WHAT TO PRODUCE: Can you copy every line of the entries below word for word, omitting the pictures?
── MATERIAL FOR THIS EXERCISE ──
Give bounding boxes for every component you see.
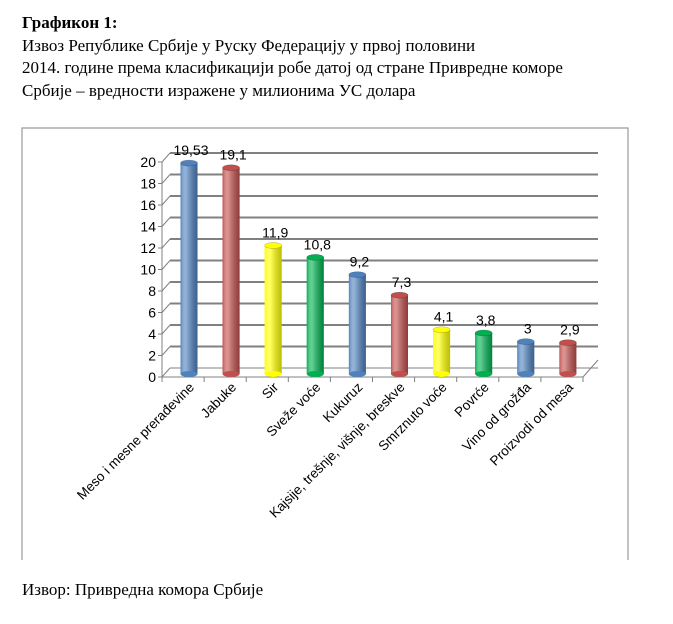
- x-category-label: Sir: [259, 379, 282, 402]
- bar: [306, 254, 325, 377]
- y-tick-label: 10: [140, 262, 156, 278]
- source-note: Извор: Привредна комора Србије: [22, 580, 264, 599]
- bar-base: [348, 371, 366, 377]
- bar-base: [222, 371, 240, 377]
- y-tick-label: 14: [140, 219, 156, 235]
- bar-base: [475, 371, 493, 377]
- bar-shade: [264, 245, 282, 374]
- figure-label: Графикон 1:: [22, 13, 118, 32]
- bar-shade: [222, 167, 240, 374]
- bar-top: [348, 271, 367, 278]
- gridline-diagonal: [161, 174, 171, 184]
- caption-line: 2014. године према класификацији робе да…: [22, 58, 563, 77]
- bar: [474, 329, 493, 377]
- bar-top: [306, 254, 325, 261]
- x-category-label: Proizvodi od mesa: [487, 379, 576, 468]
- x-category-label: Povrće: [451, 380, 491, 420]
- y-tick-label: 20: [140, 154, 156, 170]
- gridline-diagonal: [161, 217, 171, 227]
- y-tick-label: 4: [148, 326, 156, 342]
- bar-shade: [517, 341, 535, 374]
- x-category-label: Meso i mesne prerađevine: [74, 380, 197, 503]
- gridline-diagonal: [161, 195, 171, 206]
- bar-top: [559, 339, 577, 346]
- bar-shade: [180, 163, 198, 374]
- bar: [516, 338, 535, 377]
- bar-top: [516, 338, 535, 345]
- y-tick-label: 12: [140, 240, 156, 256]
- bar: [222, 164, 240, 377]
- bar-top: [390, 291, 409, 299]
- data-label: 11,9: [262, 224, 288, 240]
- gridline-diagonal: [161, 152, 171, 163]
- bar-shade: [306, 257, 324, 374]
- data-label: 7,3: [392, 274, 412, 290]
- bar: [264, 242, 283, 377]
- bar-shade: [348, 274, 366, 374]
- figure-caption: Графикон 1: Извоз Републике Србије у Рус…: [22, 12, 563, 102]
- bar-base: [264, 371, 282, 377]
- gridline-diagonal: [161, 260, 171, 270]
- bar-top: [222, 164, 240, 172]
- data-label: 9,2: [350, 254, 370, 270]
- data-label: 10,8: [304, 236, 331, 252]
- y-tick-label: 2: [148, 348, 156, 364]
- data-label: 3,8: [476, 312, 496, 328]
- bar-shade: [559, 342, 577, 374]
- bar-top: [180, 159, 198, 167]
- bar-base: [433, 371, 451, 377]
- bar: [559, 339, 577, 377]
- y-tick-label: 6: [148, 305, 156, 321]
- caption-line: Србије – вредности изражене у милионима …: [22, 80, 416, 100]
- caption-line: Извоз Републике Србије у Руску Федерациј…: [22, 35, 476, 55]
- gridline-diagonal: [161, 281, 171, 292]
- bar-base: [559, 371, 577, 377]
- y-tick-label: 8: [148, 283, 156, 299]
- gridline-diagonal: [161, 238, 171, 249]
- bar-shade: [391, 295, 408, 374]
- bar-shade: [475, 332, 493, 374]
- bar-base: [391, 371, 408, 377]
- data-label: 19,53: [173, 142, 208, 158]
- y-tick-label: 0: [148, 369, 156, 385]
- bar-top: [264, 242, 283, 249]
- y-tick-label: 18: [140, 176, 156, 192]
- bar-top: [432, 326, 451, 334]
- bar: [390, 291, 409, 377]
- gridline-diagonal: [161, 324, 171, 335]
- bar-shade: [433, 329, 451, 374]
- gridline-diagonal: [161, 346, 171, 356]
- data-label: 2,9: [560, 322, 580, 338]
- x-category-label: Jabuke: [198, 380, 239, 421]
- gridline-diagonal: [161, 303, 171, 313]
- floor-edge: [582, 359, 599, 378]
- bar-base: [180, 371, 198, 377]
- bar: [432, 326, 451, 377]
- chart-frame: [21, 127, 629, 560]
- data-label: 19,1: [219, 147, 246, 163]
- bar: [348, 271, 367, 377]
- bar-base: [306, 371, 324, 377]
- bar: [180, 159, 198, 377]
- y-tick-label: 16: [140, 197, 156, 213]
- data-label: 3: [524, 321, 532, 337]
- gridline-diagonal: [161, 367, 171, 378]
- bar-top: [474, 329, 493, 337]
- bar-base: [517, 371, 535, 377]
- data-label: 4,1: [434, 309, 454, 325]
───
RESULT OF THIS TASK:
Give bounding boxes for every component you see.
- x-category-label: Sir: [259, 379, 282, 402]
- bar: [306, 254, 325, 377]
- y-tick-label: 10: [140, 262, 156, 278]
- source-note: Извор: Привредна комора Србије: [22, 580, 264, 599]
- bar-base: [348, 371, 366, 377]
- bar-base: [222, 371, 240, 377]
- y-tick-label: 14: [140, 219, 156, 235]
- bar-base: [475, 371, 493, 377]
- bar-shade: [264, 245, 282, 374]
- figure-label: Графикон 1:: [22, 13, 118, 32]
- bar-shade: [222, 167, 240, 374]
- bar-top: [348, 271, 367, 278]
- gridline-diagonal: [161, 174, 171, 184]
- caption-line: 2014. године према класификацији робе да…: [22, 58, 563, 77]
- bar: [474, 329, 493, 377]
- bar-top: [306, 254, 325, 261]
- x-category-label: Proizvodi od mesa: [487, 379, 576, 468]
- x-category-label: Povrće: [451, 380, 491, 420]
- y-tick-label: 20: [140, 154, 156, 170]
- gridline-diagonal: [161, 217, 171, 227]
- y-tick-label: 4: [148, 326, 156, 342]
- bar-shade: [517, 341, 535, 374]
- x-category-label: Meso i mesne prerađevine: [74, 380, 197, 503]
- gridline-diagonal: [161, 195, 171, 206]
- bar-top: [559, 339, 577, 346]
- bar-shade: [180, 163, 198, 374]
- bar: [516, 338, 535, 377]
- bar-top: [516, 338, 535, 345]
- y-tick-label: 12: [140, 240, 156, 256]
- bar: [222, 164, 240, 377]
- bar-top: [390, 291, 409, 299]
- data-label: 11,9: [262, 224, 288, 240]
- gridline-diagonal: [161, 152, 171, 163]
- bar-shade: [306, 257, 324, 374]
- data-label: 7,3: [392, 274, 412, 290]
- bar: [264, 242, 283, 377]
- bar-shade: [348, 274, 366, 374]
- figure-caption: Графикон 1: Извоз Републике Србије у Рус…: [22, 12, 563, 102]
- bar-base: [264, 371, 282, 377]
- gridline-diagonal: [161, 260, 171, 270]
- bar-top: [222, 164, 240, 172]
- data-label: 9,2: [350, 254, 370, 270]
- data-label: 10,8: [304, 236, 331, 252]
- y-tick-label: 2: [148, 348, 156, 364]
- data-label: 3,8: [476, 312, 496, 328]
- bar-shade: [559, 342, 577, 374]
- bar-top: [180, 159, 198, 167]
- bar-base: [433, 371, 451, 377]
- bar: [559, 339, 577, 377]
- y-tick-label: 6: [148, 305, 156, 321]
- caption-line: Србије – вредности изражене у милионима …: [22, 80, 416, 100]
- caption-line: Извоз Републике Србије у Руску Федерациј…: [22, 35, 476, 55]
- gridline-diagonal: [161, 281, 171, 292]
- bar-base: [559, 371, 577, 377]
- y-tick-label: 8: [148, 283, 156, 299]
- gridline-diagonal: [161, 238, 171, 249]
- bar-shade: [391, 295, 408, 374]
- bar-shade: [475, 332, 493, 374]
- bar-base: [391, 371, 408, 377]
- data-label: 19,53: [173, 142, 208, 158]
- y-tick-label: 0: [148, 369, 156, 385]
- bar-top: [264, 242, 283, 249]
- y-tick-label: 18: [140, 176, 156, 192]
- bar-top: [432, 326, 451, 334]
- bar: [390, 291, 409, 377]
- gridline-diagonal: [161, 324, 171, 335]
- bar-shade: [433, 329, 451, 374]
- gridline-diagonal: [161, 346, 171, 356]
- data-label: 2,9: [560, 322, 580, 338]
- x-category-label: Jabuke: [198, 380, 239, 421]
- gridline-diagonal: [161, 303, 171, 313]
- floor-edge: [582, 359, 599, 378]
- bar-base: [180, 371, 198, 377]
- bar: [432, 326, 451, 377]
- chart-frame: [21, 127, 629, 560]
- data-label: 19,1: [219, 147, 246, 163]
- bar: [348, 271, 367, 377]
- bar-base: [306, 371, 324, 377]
- bar: [180, 159, 198, 377]
- y-tick-label: 16: [140, 197, 156, 213]
- data-label: 3: [524, 321, 532, 337]
- gridline-diagonal: [161, 367, 171, 378]
- bar-top: [474, 329, 493, 337]
- bar-base: [517, 371, 535, 377]
- data-label: 4,1: [434, 309, 454, 325]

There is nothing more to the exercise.